▶ **GOAL**
Send each entry back exactly as given, pictures excluded.

▶ **Figure dataset records**
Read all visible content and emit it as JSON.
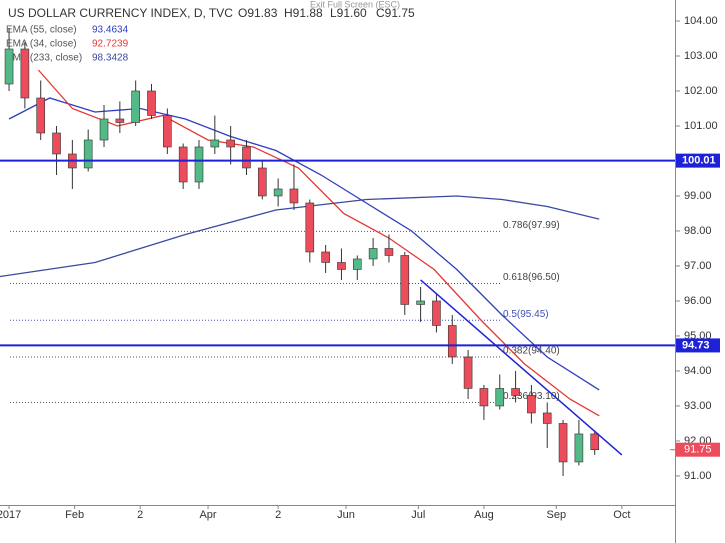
{
  "header": {
    "title": "US DOLLAR CURRENCY INDEX, D, TVC",
    "ohlc": [
      "O91.83",
      "H91.88",
      "L91.60",
      "C91.75"
    ],
    "exit": "Exit Full Screen (ESC)"
  },
  "chart_data": {
    "type": "candlestick",
    "x": [
      2,
      9,
      16,
      23,
      30,
      37,
      44,
      51,
      58,
      65,
      72,
      79,
      86,
      93,
      100,
      107,
      114,
      121,
      128,
      135,
      142,
      149,
      156,
      163,
      170,
      177,
      184,
      191,
      198,
      205,
      212,
      219,
      226,
      233,
      240,
      247,
      254,
      261
    ],
    "open": [
      102.2,
      103.2,
      101.8,
      100.8,
      100.2,
      99.8,
      100.6,
      101.2,
      101.1,
      102.0,
      101.3,
      100.4,
      99.4,
      100.4,
      100.6,
      100.4,
      99.8,
      99.0,
      99.2,
      98.8,
      97.4,
      97.1,
      96.9,
      97.2,
      97.5,
      97.3,
      95.9,
      96.0,
      95.3,
      94.4,
      93.5,
      93.0,
      93.5,
      93.3,
      92.8,
      92.5,
      91.4,
      92.2
    ],
    "high": [
      103.8,
      103.4,
      102.3,
      101.0,
      100.6,
      100.9,
      101.6,
      101.7,
      102.3,
      102.2,
      101.5,
      100.5,
      100.6,
      101.3,
      101.0,
      100.6,
      100.0,
      99.5,
      99.9,
      98.9,
      97.6,
      97.5,
      97.3,
      97.8,
      97.9,
      97.4,
      96.4,
      96.2,
      95.6,
      94.6,
      93.6,
      93.9,
      94.0,
      93.6,
      93.1,
      92.6,
      92.6,
      92.3
    ],
    "low": [
      102.0,
      101.5,
      100.6,
      99.6,
      99.2,
      99.7,
      100.4,
      100.8,
      101.0,
      101.2,
      100.2,
      99.2,
      99.2,
      100.2,
      99.9,
      99.6,
      98.9,
      98.7,
      98.6,
      97.1,
      96.8,
      96.6,
      96.6,
      97.0,
      97.1,
      95.6,
      95.4,
      95.1,
      94.2,
      93.2,
      92.6,
      92.9,
      93.1,
      92.5,
      91.8,
      91.0,
      91.3,
      91.6
    ],
    "close": [
      103.2,
      101.8,
      100.8,
      100.2,
      99.8,
      100.6,
      101.2,
      101.1,
      102.0,
      101.3,
      100.4,
      99.4,
      100.4,
      100.6,
      100.4,
      99.8,
      99.0,
      99.2,
      98.8,
      97.4,
      97.1,
      96.9,
      97.2,
      97.5,
      97.3,
      95.9,
      96.0,
      95.3,
      94.4,
      93.5,
      93.0,
      93.5,
      93.3,
      92.8,
      92.5,
      91.4,
      92.2,
      91.75
    ],
    "up_color": "#53b987",
    "down_color": "#eb4d5c",
    "xlim": [
      -2,
      296.5
    ],
    "xticks": [
      {
        "value": 2,
        "label": "2017"
      },
      {
        "value": 31,
        "label": "Feb"
      },
      {
        "value": 60,
        "label": "2"
      },
      {
        "value": 90,
        "label": "Apr"
      },
      {
        "value": 121,
        "label": "2"
      },
      {
        "value": 151,
        "label": "Jun"
      },
      {
        "value": 183,
        "label": "Jul"
      },
      {
        "value": 212,
        "label": "Aug"
      },
      {
        "value": 244,
        "label": "Sep"
      },
      {
        "value": 273,
        "label": "Oct"
      }
    ],
    "ylim": [
      90.17,
      104.6
    ],
    "yticks": [
      {
        "value": 91,
        "label": "91.00"
      },
      {
        "value": 92,
        "label": "92.00"
      },
      {
        "value": 93,
        "label": "93.00"
      },
      {
        "value": 94,
        "label": "94.00"
      },
      {
        "value": 95,
        "label": "95.00"
      },
      {
        "value": 96,
        "label": "96.00"
      },
      {
        "value": 97,
        "label": "97.00"
      },
      {
        "value": 98,
        "label": "98.00"
      },
      {
        "value": 99,
        "label": "99.00"
      },
      {
        "value": 100,
        "label": "100.00"
      },
      {
        "value": 101,
        "label": "101.00"
      },
      {
        "value": 102,
        "label": "102.00"
      },
      {
        "value": 103,
        "label": "103.00"
      },
      {
        "value": 104,
        "label": "104.00"
      }
    ],
    "series": [
      {
        "name": "EMA (55, close)",
        "color": "#2f3dbf",
        "last_value": 93.4634,
        "x": [
          2,
          20,
          40,
          60,
          80,
          100,
          120,
          140,
          160,
          180,
          200,
          220,
          240,
          263
        ],
        "values": [
          101.2,
          101.8,
          101.4,
          101.5,
          101.2,
          100.7,
          100.3,
          99.6,
          98.8,
          98.0,
          96.9,
          95.6,
          94.4,
          93.46
        ]
      },
      {
        "name": "EMA (34, close)",
        "color": "#e53935",
        "last_value": 92.7239,
        "x": [
          15,
          30,
          50,
          70,
          90,
          110,
          130,
          150,
          170,
          190,
          210,
          230,
          250,
          263
        ],
        "values": [
          102.6,
          101.5,
          101.0,
          101.3,
          100.6,
          100.4,
          99.8,
          98.5,
          97.8,
          96.9,
          95.5,
          94.2,
          93.2,
          92.72
        ]
      },
      {
        "name": "EMA (233, close)",
        "color": "#3a4aa0",
        "last_value": 98.3428,
        "x": [
          -2,
          40,
          80,
          120,
          160,
          200,
          220,
          240,
          263
        ],
        "values": [
          96.7,
          97.1,
          97.9,
          98.6,
          98.9,
          99.0,
          98.9,
          98.7,
          98.34
        ]
      }
    ],
    "hlines": [
      {
        "value": 100.01,
        "color": "#1e22d6"
      },
      {
        "value": 94.73,
        "color": "#1e22d6"
      }
    ],
    "fib": [
      {
        "value": 97.99,
        "label": "0.786(97.99)"
      },
      {
        "value": 96.5,
        "label": "0.618(96.50)"
      },
      {
        "value": 95.45,
        "label": "0.5(95.45)"
      },
      {
        "value": 94.4,
        "label": "0.382(94.40)"
      },
      {
        "value": 93.1,
        "label": "0.236(93.10)"
      }
    ],
    "trendline": {
      "color": "#1e22d6",
      "x": [
        184,
        273
      ],
      "values": [
        96.6,
        91.6
      ]
    },
    "last_price": {
      "value": 91.75,
      "color": "#eb4d5c"
    }
  }
}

▶ **RESPONSE**
Read all visible content and emit it as JSON.
{
  "header": {
    "title": "US DOLLAR CURRENCY INDEX, D, TVC",
    "ohlc": [
      "O91.83",
      "H91.88",
      "L91.60",
      "C91.75"
    ],
    "exit": "Exit Full Screen (ESC)"
  },
  "chart_data": {
    "type": "candlestick",
    "x": [
      2,
      9,
      16,
      23,
      30,
      37,
      44,
      51,
      58,
      65,
      72,
      79,
      86,
      93,
      100,
      107,
      114,
      121,
      128,
      135,
      142,
      149,
      156,
      163,
      170,
      177,
      184,
      191,
      198,
      205,
      212,
      219,
      226,
      233,
      240,
      247,
      254,
      261
    ],
    "open": [
      102.2,
      103.2,
      101.8,
      100.8,
      100.2,
      99.8,
      100.6,
      101.2,
      101.1,
      102.0,
      101.3,
      100.4,
      99.4,
      100.4,
      100.6,
      100.4,
      99.8,
      99.0,
      99.2,
      98.8,
      97.4,
      97.1,
      96.9,
      97.2,
      97.5,
      97.3,
      95.9,
      96.0,
      95.3,
      94.4,
      93.5,
      93.0,
      93.5,
      93.3,
      92.8,
      92.5,
      91.4,
      92.2
    ],
    "high": [
      103.8,
      103.4,
      102.3,
      101.0,
      100.6,
      100.9,
      101.6,
      101.7,
      102.3,
      102.2,
      101.5,
      100.5,
      100.6,
      101.3,
      101.0,
      100.6,
      100.0,
      99.5,
      99.9,
      98.9,
      97.6,
      97.5,
      97.3,
      97.8,
      97.9,
      97.4,
      96.4,
      96.2,
      95.6,
      94.6,
      93.6,
      93.9,
      94.0,
      93.6,
      93.1,
      92.6,
      92.6,
      92.3
    ],
    "low": [
      102.0,
      101.5,
      100.6,
      99.6,
      99.2,
      99.7,
      100.4,
      100.8,
      101.0,
      101.2,
      100.2,
      99.2,
      99.2,
      100.2,
      99.9,
      99.6,
      98.9,
      98.7,
      98.6,
      97.1,
      96.8,
      96.6,
      96.6,
      97.0,
      97.1,
      95.6,
      95.4,
      95.1,
      94.2,
      93.2,
      92.6,
      92.9,
      93.1,
      92.5,
      91.8,
      91.0,
      91.3,
      91.6
    ],
    "close": [
      103.2,
      101.8,
      100.8,
      100.2,
      99.8,
      100.6,
      101.2,
      101.1,
      102.0,
      101.3,
      100.4,
      99.4,
      100.4,
      100.6,
      100.4,
      99.8,
      99.0,
      99.2,
      98.8,
      97.4,
      97.1,
      96.9,
      97.2,
      97.5,
      97.3,
      95.9,
      96.0,
      95.3,
      94.4,
      93.5,
      93.0,
      93.5,
      93.3,
      92.8,
      92.5,
      91.4,
      92.2,
      91.75
    ],
    "up_color": "#53b987",
    "down_color": "#eb4d5c",
    "xlim": [
      -2,
      296.5
    ],
    "xticks": [
      {
        "value": 2,
        "label": "2017"
      },
      {
        "value": 31,
        "label": "Feb"
      },
      {
        "value": 60,
        "label": "2"
      },
      {
        "value": 90,
        "label": "Apr"
      },
      {
        "value": 121,
        "label": "2"
      },
      {
        "value": 151,
        "label": "Jun"
      },
      {
        "value": 183,
        "label": "Jul"
      },
      {
        "value": 212,
        "label": "Aug"
      },
      {
        "value": 244,
        "label": "Sep"
      },
      {
        "value": 273,
        "label": "Oct"
      }
    ],
    "ylim": [
      90.17,
      104.6
    ],
    "yticks": [
      {
        "value": 91,
        "label": "91.00"
      },
      {
        "value": 92,
        "label": "92.00"
      },
      {
        "value": 93,
        "label": "93.00"
      },
      {
        "value": 94,
        "label": "94.00"
      },
      {
        "value": 95,
        "label": "95.00"
      },
      {
        "value": 96,
        "label": "96.00"
      },
      {
        "value": 97,
        "label": "97.00"
      },
      {
        "value": 98,
        "label": "98.00"
      },
      {
        "value": 99,
        "label": "99.00"
      },
      {
        "value": 100,
        "label": "100.00"
      },
      {
        "value": 101,
        "label": "101.00"
      },
      {
        "value": 102,
        "label": "102.00"
      },
      {
        "value": 103,
        "label": "103.00"
      },
      {
        "value": 104,
        "label": "104.00"
      }
    ],
    "series": [
      {
        "name": "EMA (55, close)",
        "color": "#2f3dbf",
        "last_value": 93.4634,
        "x": [
          2,
          20,
          40,
          60,
          80,
          100,
          120,
          140,
          160,
          180,
          200,
          220,
          240,
          263
        ],
        "values": [
          101.2,
          101.8,
          101.4,
          101.5,
          101.2,
          100.7,
          100.3,
          99.6,
          98.8,
          98.0,
          96.9,
          95.6,
          94.4,
          93.46
        ]
      },
      {
        "name": "EMA (34, close)",
        "color": "#e53935",
        "last_value": 92.7239,
        "x": [
          15,
          30,
          50,
          70,
          90,
          110,
          130,
          150,
          170,
          190,
          210,
          230,
          250,
          263
        ],
        "values": [
          102.6,
          101.5,
          101.0,
          101.3,
          100.6,
          100.4,
          99.8,
          98.5,
          97.8,
          96.9,
          95.5,
          94.2,
          93.2,
          92.72
        ]
      },
      {
        "name": "EMA (233, close)",
        "color": "#3a4aa0",
        "last_value": 98.3428,
        "x": [
          -2,
          40,
          80,
          120,
          160,
          200,
          220,
          240,
          263
        ],
        "values": [
          96.7,
          97.1,
          97.9,
          98.6,
          98.9,
          99.0,
          98.9,
          98.7,
          98.34
        ]
      }
    ],
    "hlines": [
      {
        "value": 100.01,
        "color": "#1e22d6"
      },
      {
        "value": 94.73,
        "color": "#1e22d6"
      }
    ],
    "fib": [
      {
        "value": 97.99,
        "label": "0.786(97.99)"
      },
      {
        "value": 96.5,
        "label": "0.618(96.50)"
      },
      {
        "value": 95.45,
        "label": "0.5(95.45)"
      },
      {
        "value": 94.4,
        "label": "0.382(94.40)"
      },
      {
        "value": 93.1,
        "label": "0.236(93.10)"
      }
    ],
    "trendline": {
      "color": "#1e22d6",
      "x": [
        184,
        273
      ],
      "values": [
        96.6,
        91.6
      ]
    },
    "last_price": {
      "value": 91.75,
      "color": "#eb4d5c"
    }
  }
}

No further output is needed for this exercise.